= What is required =
Pick out all lines in the listing holding the string "image" and copy them.

= Provided records =

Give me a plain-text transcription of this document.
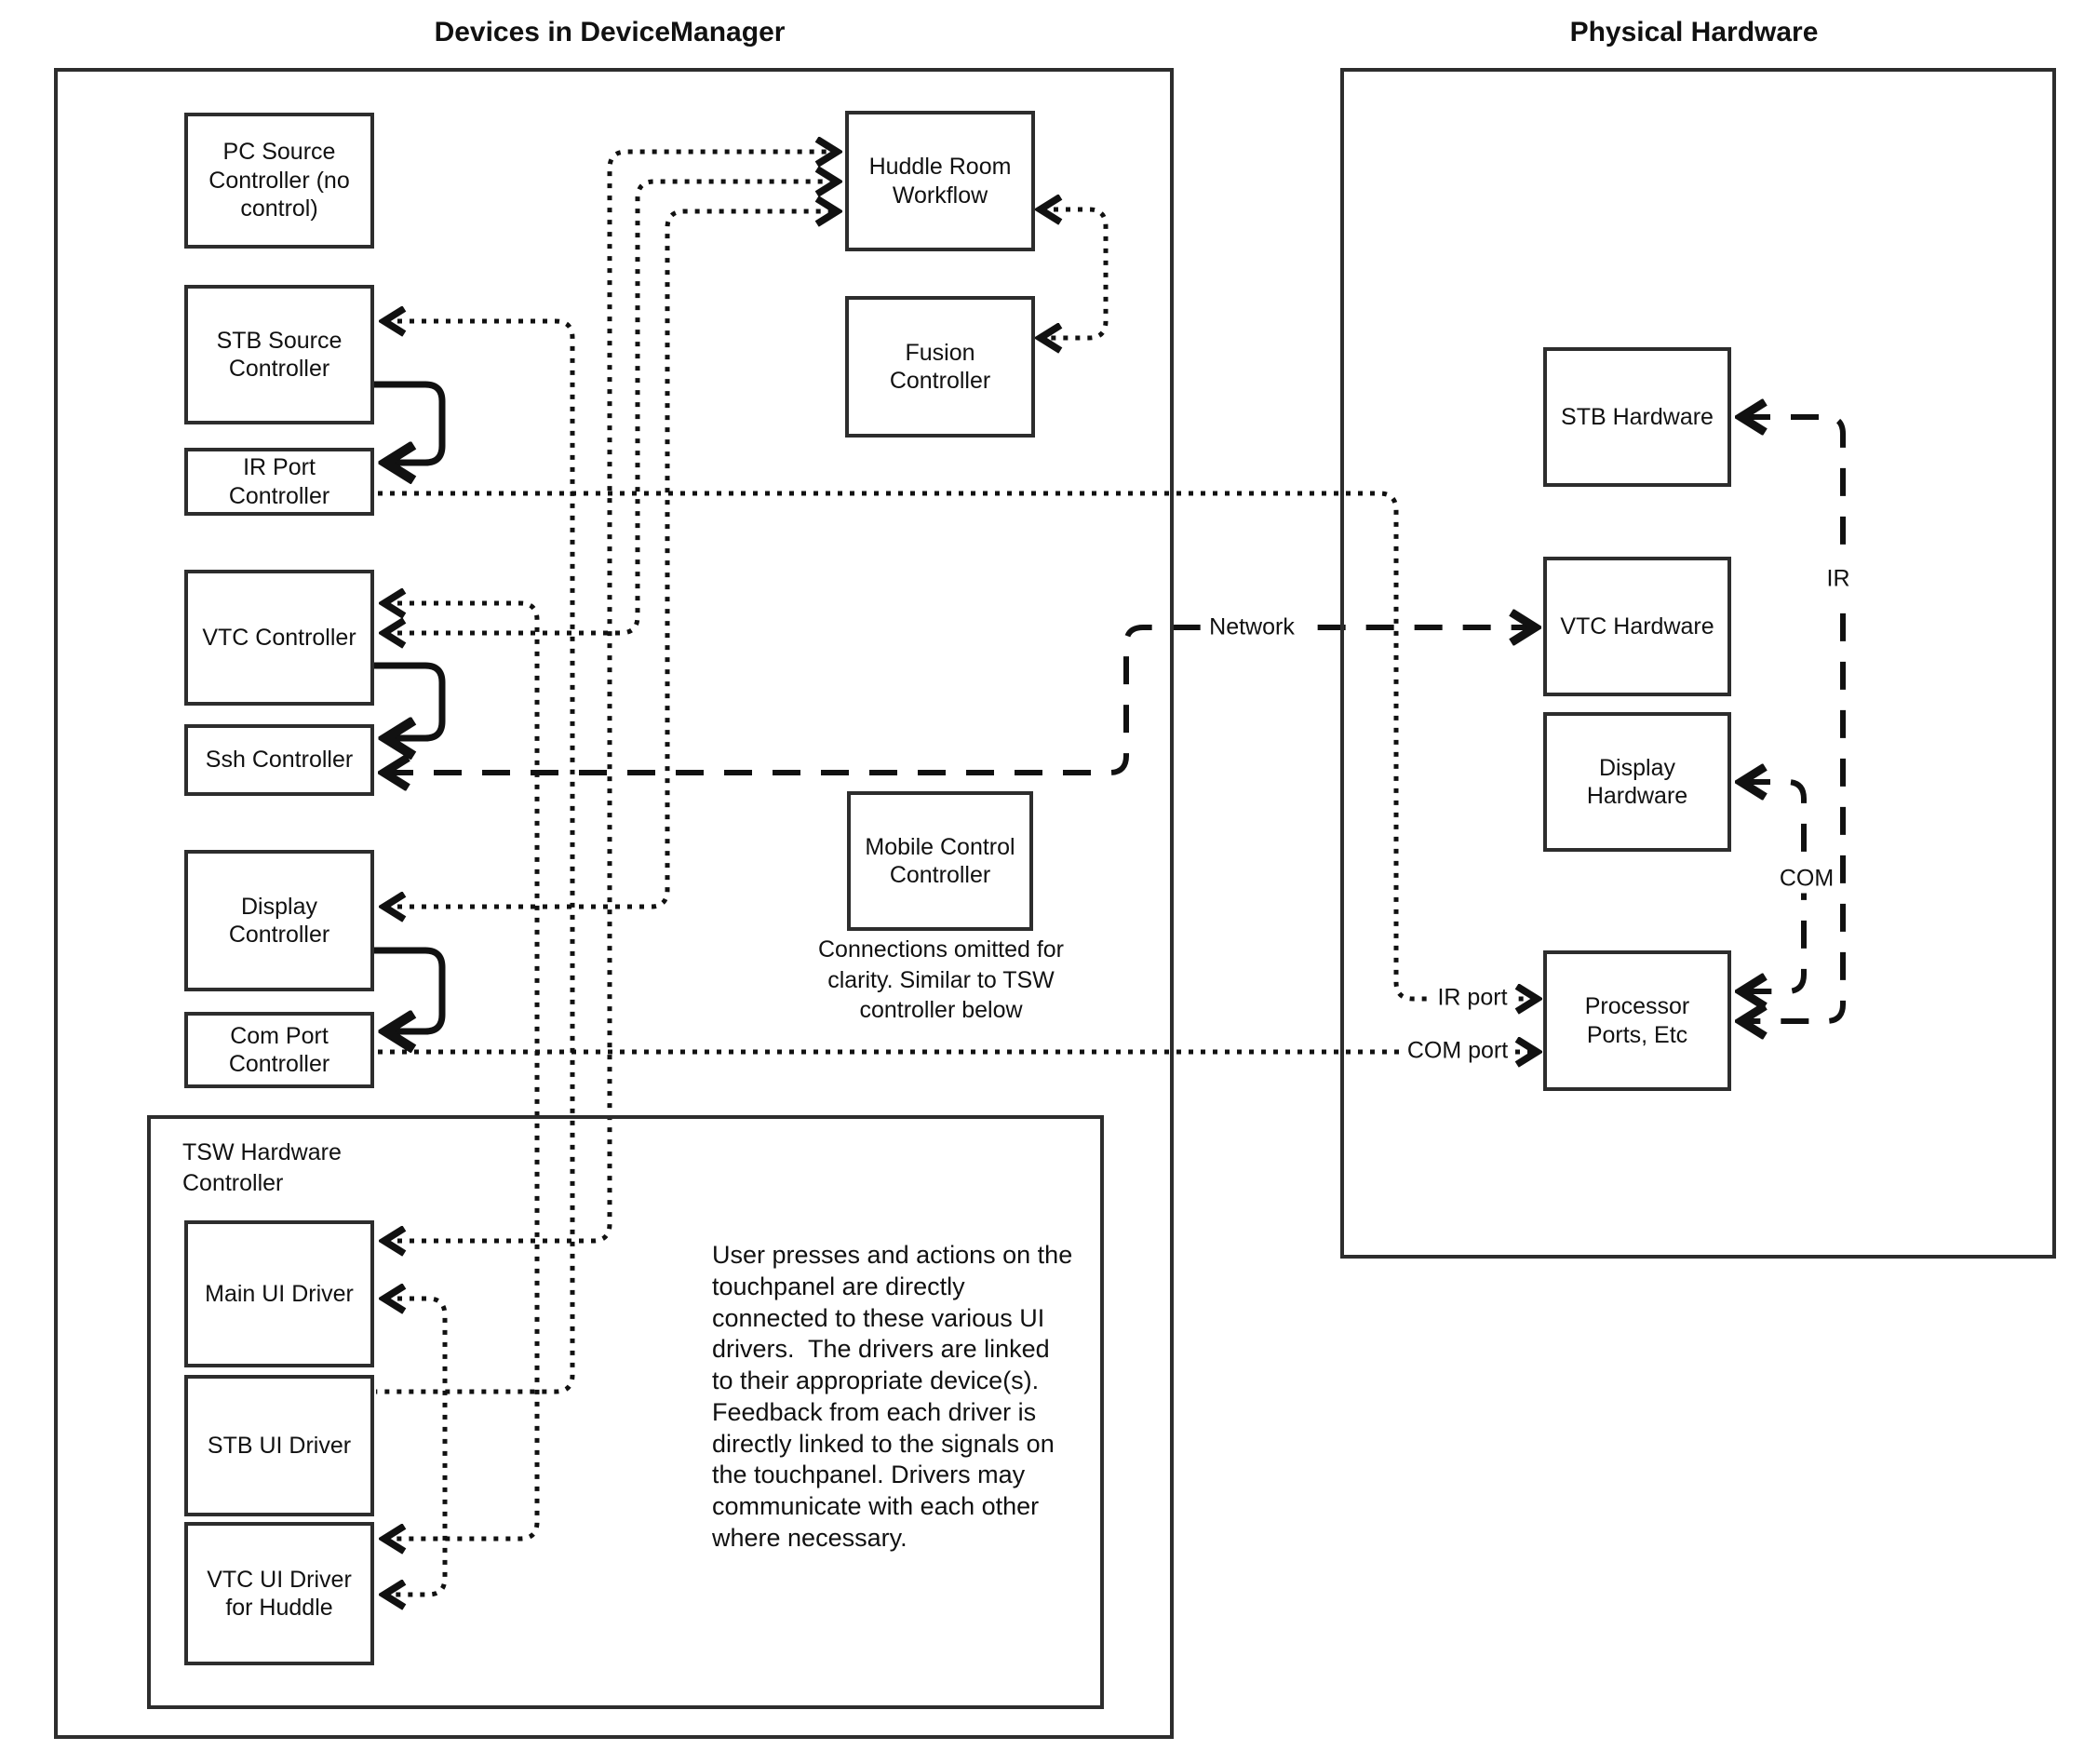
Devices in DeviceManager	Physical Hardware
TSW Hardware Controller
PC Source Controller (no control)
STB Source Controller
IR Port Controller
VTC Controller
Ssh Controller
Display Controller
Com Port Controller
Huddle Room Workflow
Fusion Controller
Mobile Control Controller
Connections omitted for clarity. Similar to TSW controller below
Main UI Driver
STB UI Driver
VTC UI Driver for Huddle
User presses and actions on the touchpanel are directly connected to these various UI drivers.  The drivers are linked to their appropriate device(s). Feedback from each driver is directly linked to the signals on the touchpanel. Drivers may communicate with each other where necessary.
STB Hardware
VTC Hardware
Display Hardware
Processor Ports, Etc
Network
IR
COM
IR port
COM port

==

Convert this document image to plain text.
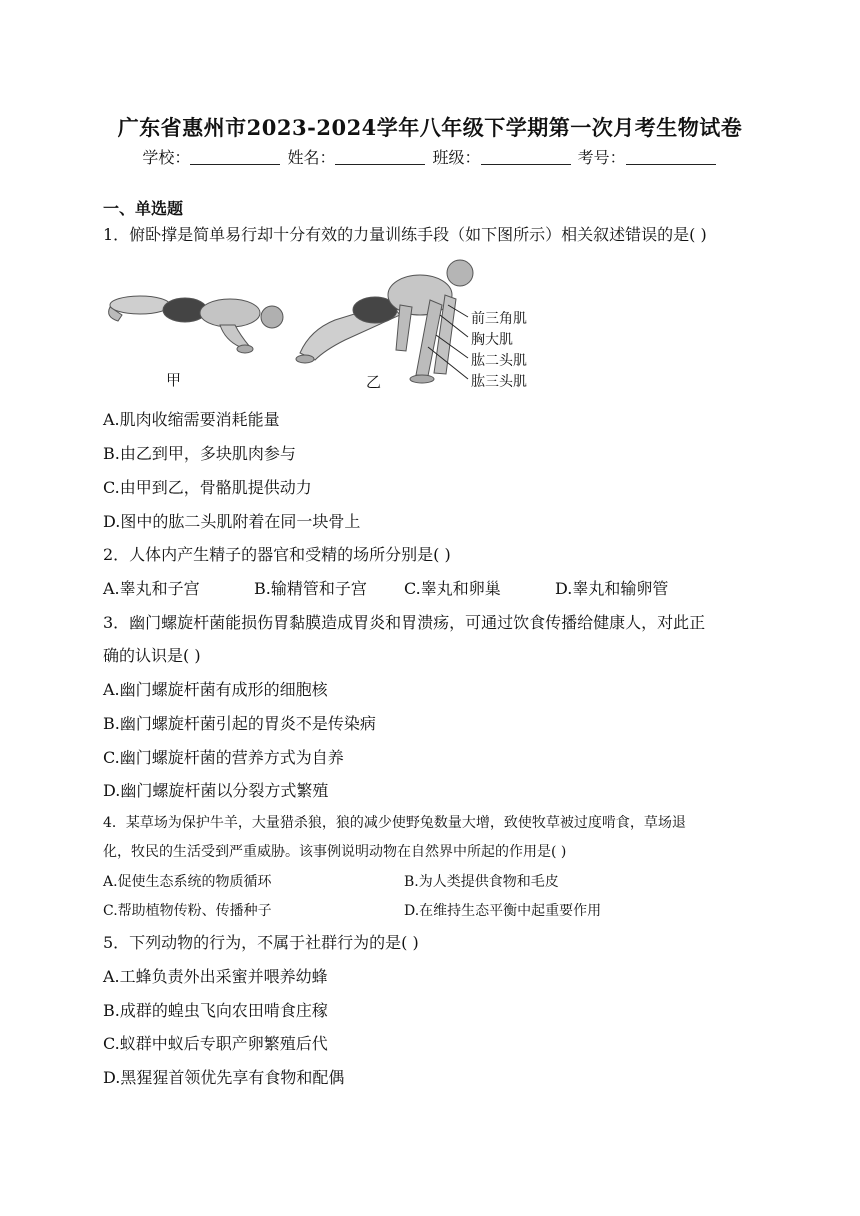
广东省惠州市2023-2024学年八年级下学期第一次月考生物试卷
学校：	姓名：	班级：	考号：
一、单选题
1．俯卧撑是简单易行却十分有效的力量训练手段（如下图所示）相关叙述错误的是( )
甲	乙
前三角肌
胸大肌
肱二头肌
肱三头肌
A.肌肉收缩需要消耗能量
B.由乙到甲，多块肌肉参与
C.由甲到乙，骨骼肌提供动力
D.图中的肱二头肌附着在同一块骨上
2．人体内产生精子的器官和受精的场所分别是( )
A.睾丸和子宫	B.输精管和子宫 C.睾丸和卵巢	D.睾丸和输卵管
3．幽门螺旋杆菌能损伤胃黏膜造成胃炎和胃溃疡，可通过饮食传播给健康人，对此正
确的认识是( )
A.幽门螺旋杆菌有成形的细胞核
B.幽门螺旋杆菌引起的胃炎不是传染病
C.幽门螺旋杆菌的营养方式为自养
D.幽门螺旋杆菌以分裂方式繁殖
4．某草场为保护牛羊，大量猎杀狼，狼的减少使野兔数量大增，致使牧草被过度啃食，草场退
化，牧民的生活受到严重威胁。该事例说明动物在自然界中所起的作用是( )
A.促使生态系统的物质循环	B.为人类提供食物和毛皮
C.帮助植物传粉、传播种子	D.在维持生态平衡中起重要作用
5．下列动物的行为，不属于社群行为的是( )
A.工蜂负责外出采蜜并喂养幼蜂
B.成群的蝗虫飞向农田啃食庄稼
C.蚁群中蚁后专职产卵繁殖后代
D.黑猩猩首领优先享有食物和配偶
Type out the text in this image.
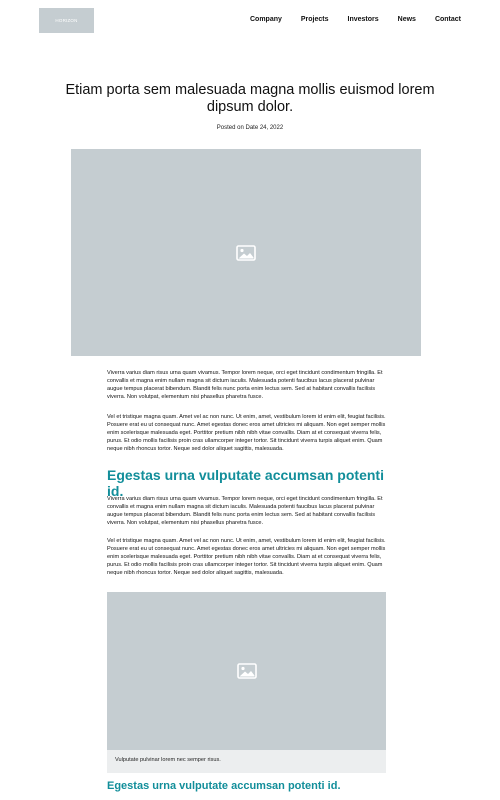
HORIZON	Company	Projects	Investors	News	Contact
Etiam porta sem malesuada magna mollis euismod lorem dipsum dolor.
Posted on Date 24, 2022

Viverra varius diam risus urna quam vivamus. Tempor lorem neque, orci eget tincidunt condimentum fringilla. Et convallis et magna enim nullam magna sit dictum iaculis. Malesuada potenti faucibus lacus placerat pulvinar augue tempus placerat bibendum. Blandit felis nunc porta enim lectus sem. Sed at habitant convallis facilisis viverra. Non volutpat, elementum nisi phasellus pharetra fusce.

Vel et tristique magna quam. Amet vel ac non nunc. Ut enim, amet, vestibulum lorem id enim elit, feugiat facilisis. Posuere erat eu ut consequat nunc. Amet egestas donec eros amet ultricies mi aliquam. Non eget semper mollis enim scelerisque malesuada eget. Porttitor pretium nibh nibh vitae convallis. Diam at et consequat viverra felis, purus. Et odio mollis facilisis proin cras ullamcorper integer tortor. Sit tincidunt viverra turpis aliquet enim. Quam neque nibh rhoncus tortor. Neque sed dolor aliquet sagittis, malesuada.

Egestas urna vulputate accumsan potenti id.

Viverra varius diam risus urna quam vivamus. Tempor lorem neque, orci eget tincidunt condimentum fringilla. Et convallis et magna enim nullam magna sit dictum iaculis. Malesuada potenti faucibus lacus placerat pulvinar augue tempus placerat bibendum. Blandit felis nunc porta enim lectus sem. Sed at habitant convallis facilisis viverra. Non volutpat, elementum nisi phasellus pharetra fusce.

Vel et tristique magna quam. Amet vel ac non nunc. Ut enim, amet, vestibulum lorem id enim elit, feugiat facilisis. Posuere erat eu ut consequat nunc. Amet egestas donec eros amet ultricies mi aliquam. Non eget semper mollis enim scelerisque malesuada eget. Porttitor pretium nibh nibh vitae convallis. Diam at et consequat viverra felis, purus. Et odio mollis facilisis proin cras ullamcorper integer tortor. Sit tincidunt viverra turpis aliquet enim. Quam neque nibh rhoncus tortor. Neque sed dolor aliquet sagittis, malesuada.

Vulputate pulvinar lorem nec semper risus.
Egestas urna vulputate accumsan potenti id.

* * *

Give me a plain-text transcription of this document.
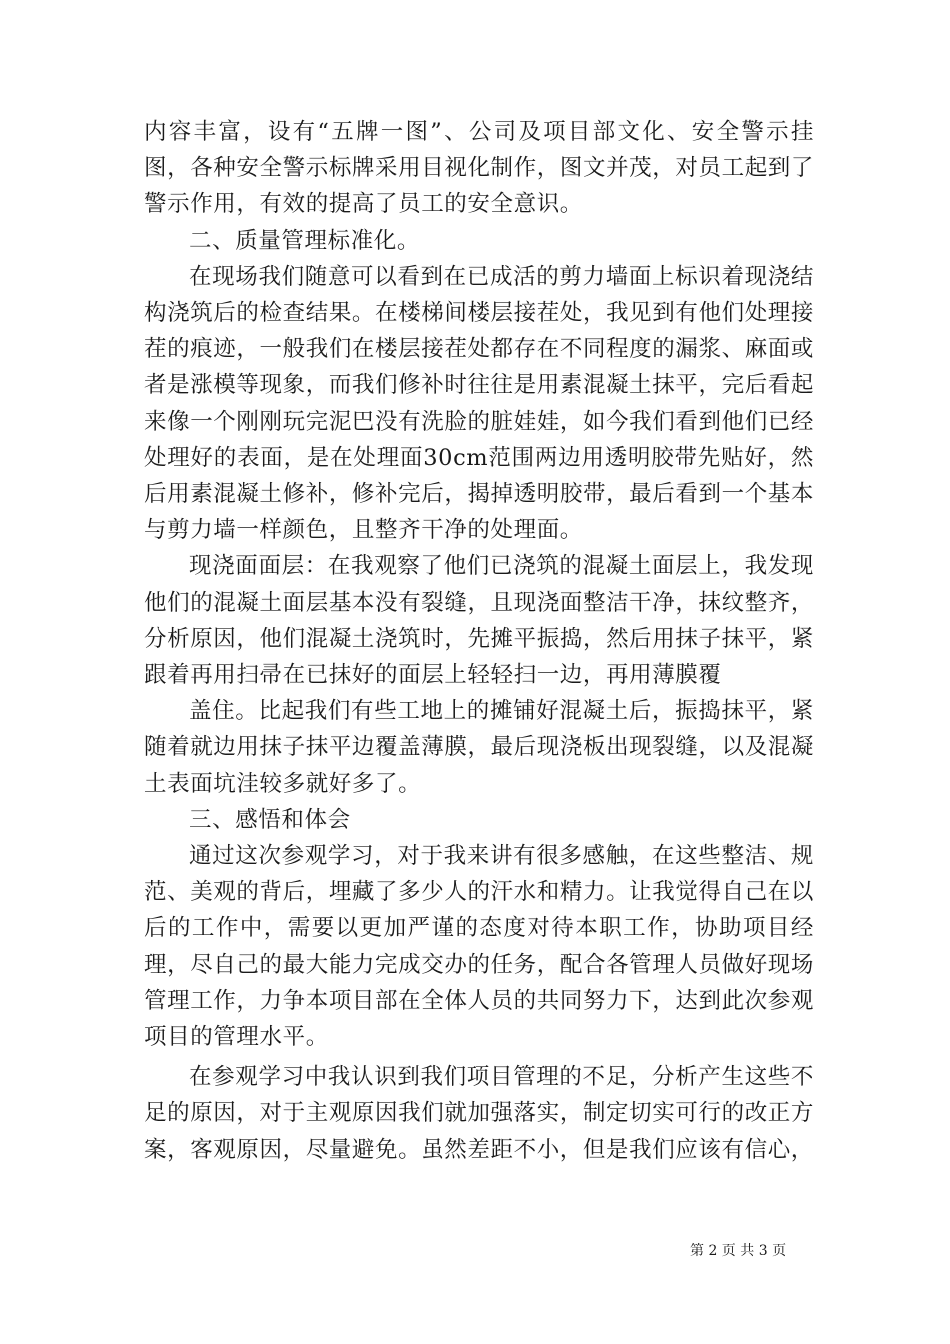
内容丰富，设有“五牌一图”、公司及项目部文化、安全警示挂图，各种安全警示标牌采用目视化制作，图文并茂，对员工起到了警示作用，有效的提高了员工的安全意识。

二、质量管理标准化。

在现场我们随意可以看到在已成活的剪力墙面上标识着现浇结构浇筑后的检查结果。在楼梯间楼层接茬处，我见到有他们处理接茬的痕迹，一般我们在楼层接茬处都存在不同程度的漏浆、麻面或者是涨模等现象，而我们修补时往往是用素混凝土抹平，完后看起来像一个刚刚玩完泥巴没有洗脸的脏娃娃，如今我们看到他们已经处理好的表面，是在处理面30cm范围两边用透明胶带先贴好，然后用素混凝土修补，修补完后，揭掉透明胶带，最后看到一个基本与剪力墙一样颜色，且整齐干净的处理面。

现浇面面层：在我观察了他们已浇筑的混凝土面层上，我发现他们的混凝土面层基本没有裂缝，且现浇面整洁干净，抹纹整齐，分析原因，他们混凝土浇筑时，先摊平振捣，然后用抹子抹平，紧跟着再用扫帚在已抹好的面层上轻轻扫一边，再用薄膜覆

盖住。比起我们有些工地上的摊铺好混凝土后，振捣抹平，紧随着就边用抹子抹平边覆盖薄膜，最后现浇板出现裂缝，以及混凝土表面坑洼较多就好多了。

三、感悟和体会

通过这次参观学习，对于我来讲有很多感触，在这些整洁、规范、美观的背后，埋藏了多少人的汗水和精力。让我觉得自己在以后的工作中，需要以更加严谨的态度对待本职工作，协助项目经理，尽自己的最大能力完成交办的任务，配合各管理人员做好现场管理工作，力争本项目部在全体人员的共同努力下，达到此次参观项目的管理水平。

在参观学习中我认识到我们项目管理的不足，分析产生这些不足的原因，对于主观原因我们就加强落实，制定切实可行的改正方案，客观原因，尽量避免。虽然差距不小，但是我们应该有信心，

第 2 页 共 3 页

= Output of the exercise =
Convert this document image to plain text.
Type out the text in this image.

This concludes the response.